WHAT IS NEEDED: Drop the pictures, then extract the listing word for word.

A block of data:
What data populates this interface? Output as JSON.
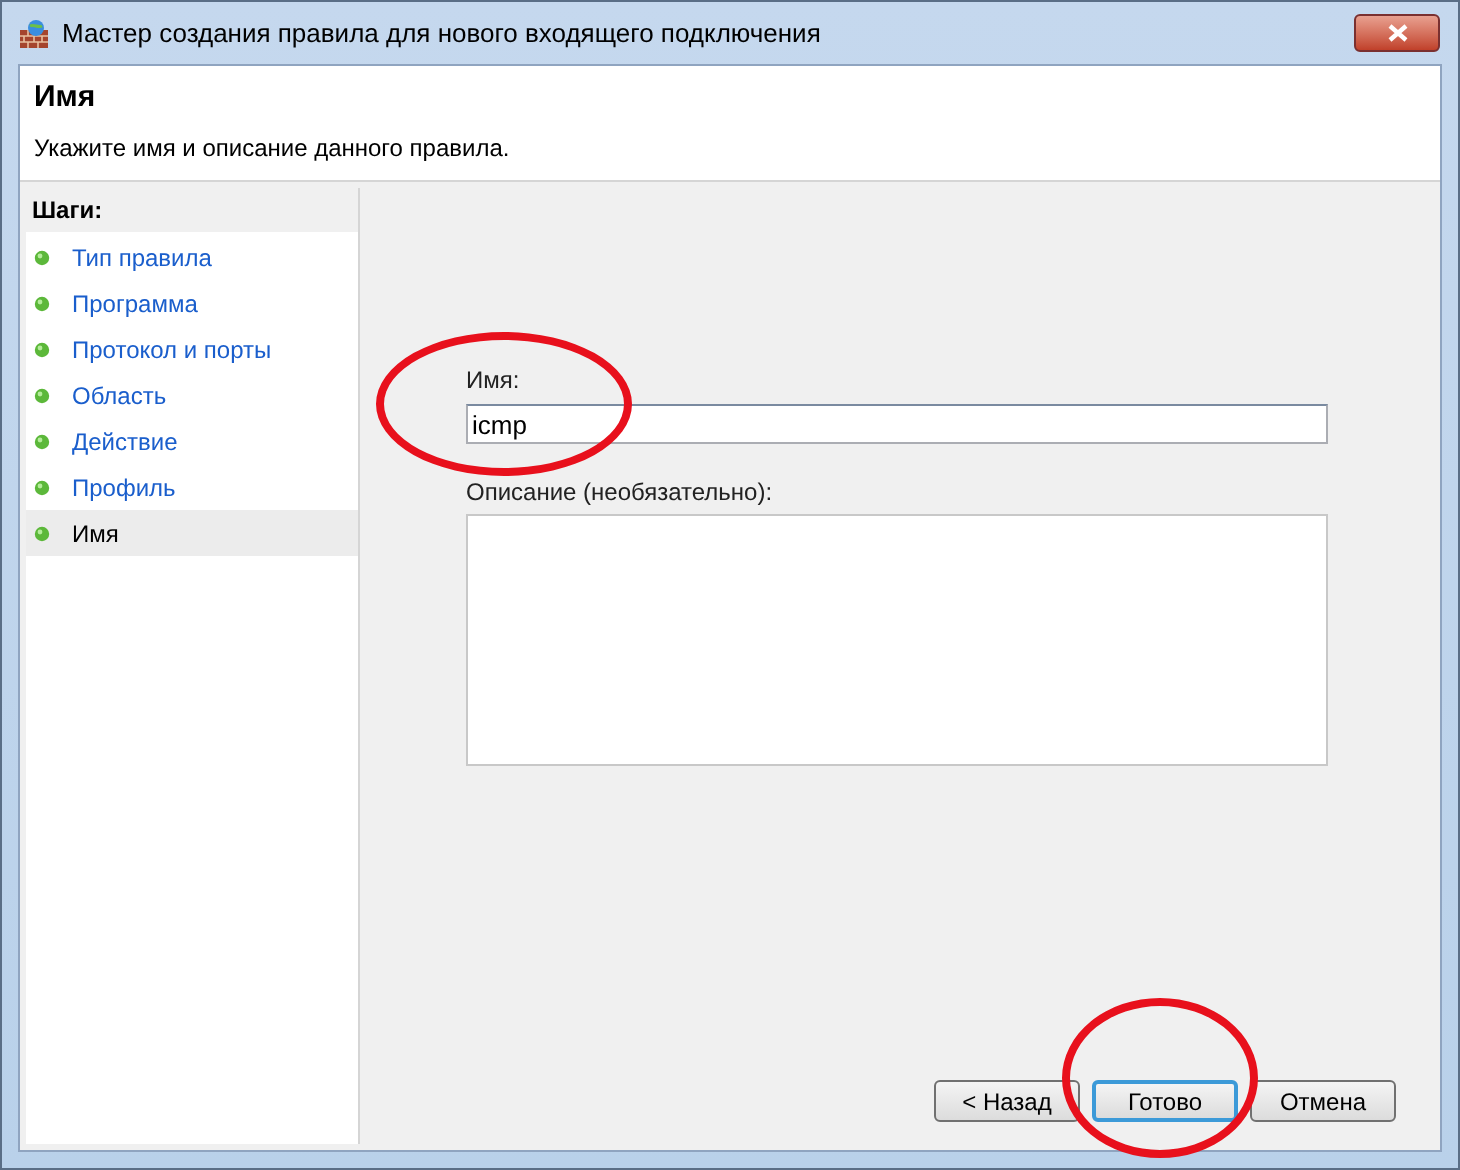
{
  "window": {
    "title": "Мастер создания правила для нового входящего подключения"
  },
  "header": {
    "title": "Имя",
    "subtitle": "Укажите имя и описание данного правила."
  },
  "steps": {
    "title": "Шаги:",
    "items": [
      {
        "label": "Тип правила",
        "selected": false
      },
      {
        "label": "Программа",
        "selected": false
      },
      {
        "label": "Протокол и порты",
        "selected": false
      },
      {
        "label": "Область",
        "selected": false
      },
      {
        "label": "Действие",
        "selected": false
      },
      {
        "label": "Профиль",
        "selected": false
      },
      {
        "label": "Имя",
        "selected": true
      }
    ]
  },
  "form": {
    "name_label": "Имя:",
    "name_value": "icmp",
    "description_label": "Описание (необязательно):"
  },
  "buttons": [
    {
      "label": "< Назад",
      "focused": false
    },
    {
      "label": "Готово",
      "focused": true
    },
    {
      "label": "Отмена",
      "focused": false
    }
  ],
  "annotations": [
    {
      "kind": "ellipse"
    },
    {
      "kind": "ellipse"
    }
  ]
}
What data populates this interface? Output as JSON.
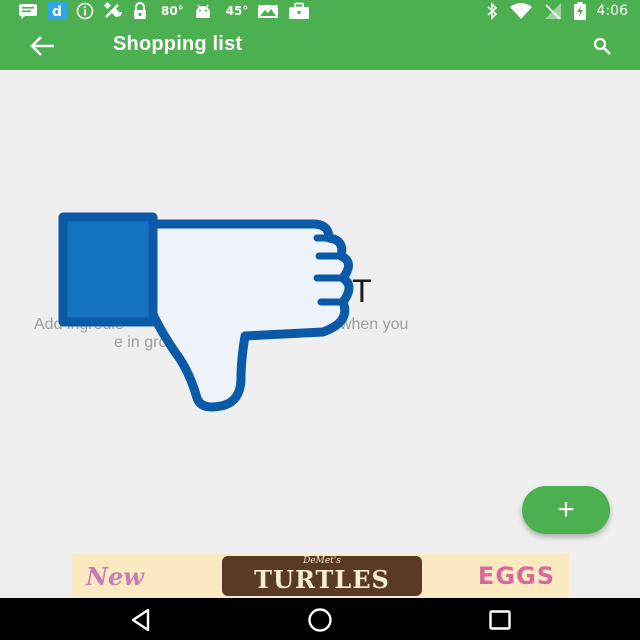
{
  "status_bar": {
    "temp_1": "80°",
    "temp_2": "45°",
    "time": "4:06",
    "icons": [
      "message-icon",
      "d-app-icon",
      "info-icon",
      "satellite-icon",
      "lock-icon",
      "android-icon",
      "photo-icon",
      "briefcase-icon",
      "bluetooth-icon",
      "wifi-icon",
      "signal-icon",
      "battery-charging-icon"
    ]
  },
  "app_bar": {
    "title": "Shopping list",
    "back_icon": "arrow-left-icon",
    "search_icon": "search-icon"
  },
  "empty_state": {
    "title": "G LIST",
    "description": "Add ingredie                       k and buy them when you\n                  e in grocery store."
  },
  "overlay": {
    "icon": "thumbs-down-icon",
    "colors": {
      "stroke": "#0a5aa8",
      "fill_light": "#eef3fa",
      "fill_cuff": "#1673c2"
    }
  },
  "fab": {
    "label": "+",
    "color": "#4caf50"
  },
  "ad": {
    "left_text": "New",
    "brand": "DeMet's",
    "product": "TURTLES",
    "right_text": "EGGS"
  },
  "nav_bar": {
    "icons": [
      "nav-back-icon",
      "nav-home-icon",
      "nav-recent-icon"
    ]
  },
  "colors": {
    "primary": "#4caf50",
    "background": "#efefef"
  }
}
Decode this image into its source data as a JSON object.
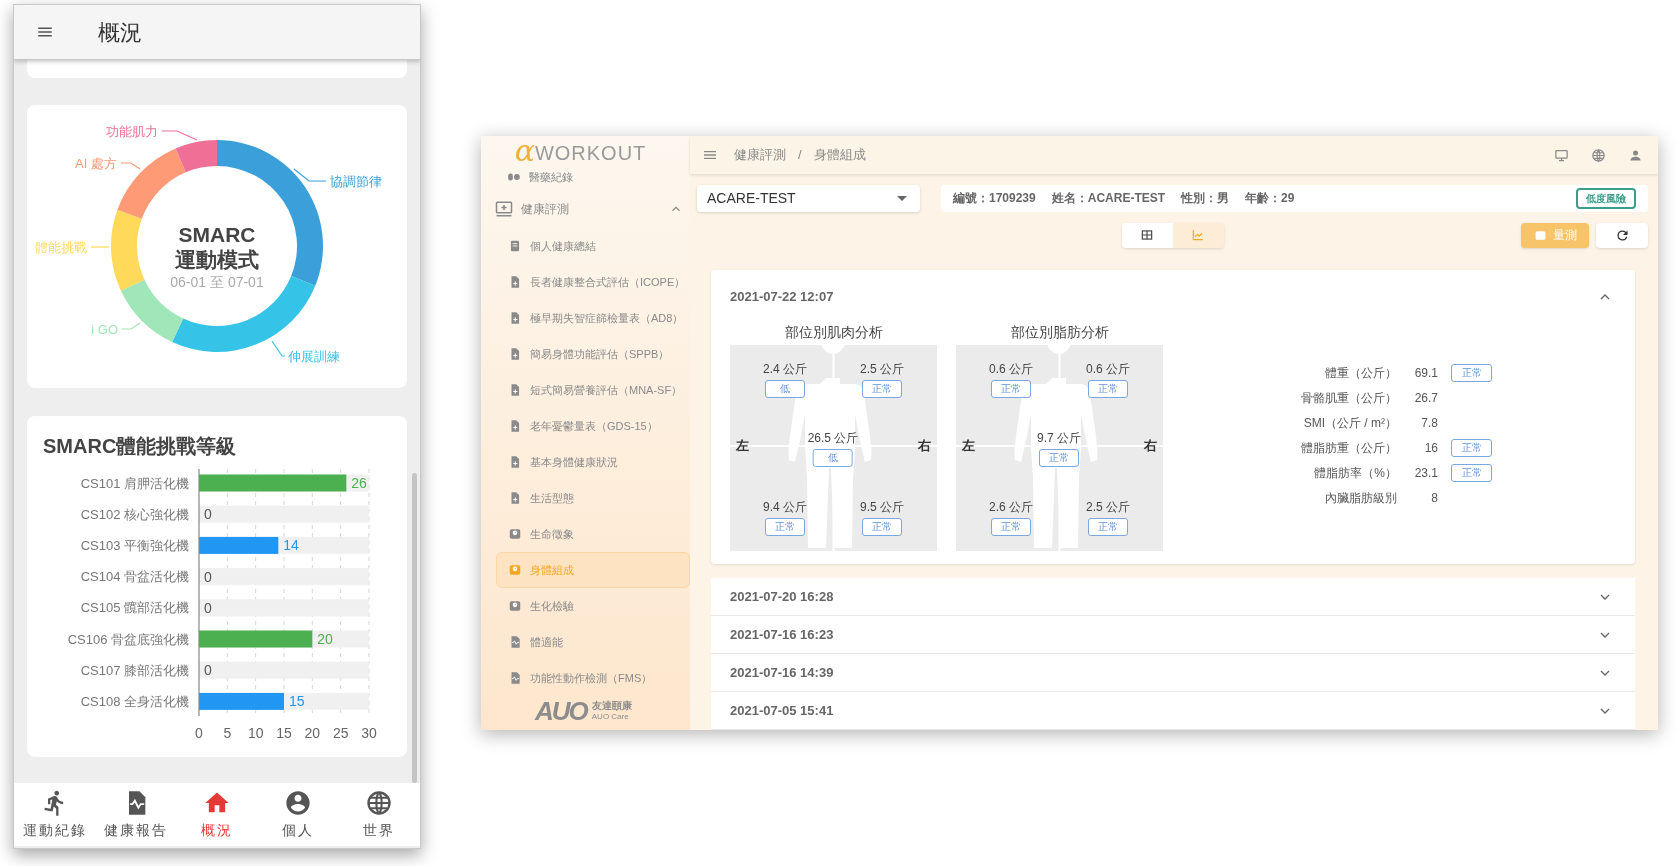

TASK RESPONSE:
What data populates this interface? Output as JSON.
{
  "window": {
    "title": "Мастер создания правила для нового входящего подключения"
  },
  "header": {
    "title": "Имя",
    "subtitle": "Укажите имя и описание данного правила."
  },
  "steps": {
    "title": "Шаги:",
    "items": [
      {
        "label": "Тип правила",
        "selected": false
      },
      {
        "label": "Программа",
        "selected": false
      },
      {
        "label": "Протокол и порты",
        "selected": false
      },
      {
        "label": "Область",
        "selected": false
      },
      {
        "label": "Действие",
        "selected": false
      },
      {
        "label": "Профиль",
        "selected": false
      },
      {
        "label": "Имя",
        "selected": true
      }
    ]
  },
  "form": {
    "name_label": "Имя:",
    "name_value": "icmp",
    "description_label": "Описание (необязательно):"
  },
  "buttons": [
    {
      "label": "< Назад",
      "focused": false
    },
    {
      "label": "Готово",
      "focused": true
    },
    {
      "label": "Отмена",
      "focused": false
    }
  ],
  "annotations": [
    {
      "kind": "ellipse"
    },
    {
      "kind": "ellipse"
    }
  ]
}
What data populates this interface? Output as JSON.
{
  "status_bar": {
    "temp_1": "80°",
    "temp_2": "45°",
    "time": "4:06",
    "icons": [
      "message-icon",
      "d-app-icon",
      "info-icon",
      "satellite-icon",
      "lock-icon",
      "android-icon",
      "photo-icon",
      "briefcase-icon",
      "bluetooth-icon",
      "wifi-icon",
      "signal-icon",
      "battery-charging-icon"
    ]
  },
  "app_bar": {
    "title": "Shopping list",
    "back_icon": "arrow-left-icon",
    "search_icon": "search-icon"
  },
  "empty_state": {
    "title": "G LIST",
    "description": "Add ingredie                       k and buy them when you\n                  e in grocery store."
  },
  "overlay": {
    "icon": "thumbs-down-icon",
    "colors": {
      "stroke": "#0a5aa8",
      "fill_light": "#eef3fa",
      "fill_cuff": "#1673c2"
    }
  },
  "fab": {
    "label": "+",
    "color": "#4caf50"
  },
  "ad": {
    "left_text": "New",
    "brand": "DeMet's",
    "product": "TURTLES",
    "right_text": "EGGS"
  },
  "nav_bar": {
    "icons": [
      "nav-back-icon",
      "nav-home-icon",
      "nav-recent-icon"
    ]
  },
  "colors": {
    "primary": "#4caf50",
    "background": "#efefef"
  }
}
Decode this image into its source data as a JSON object.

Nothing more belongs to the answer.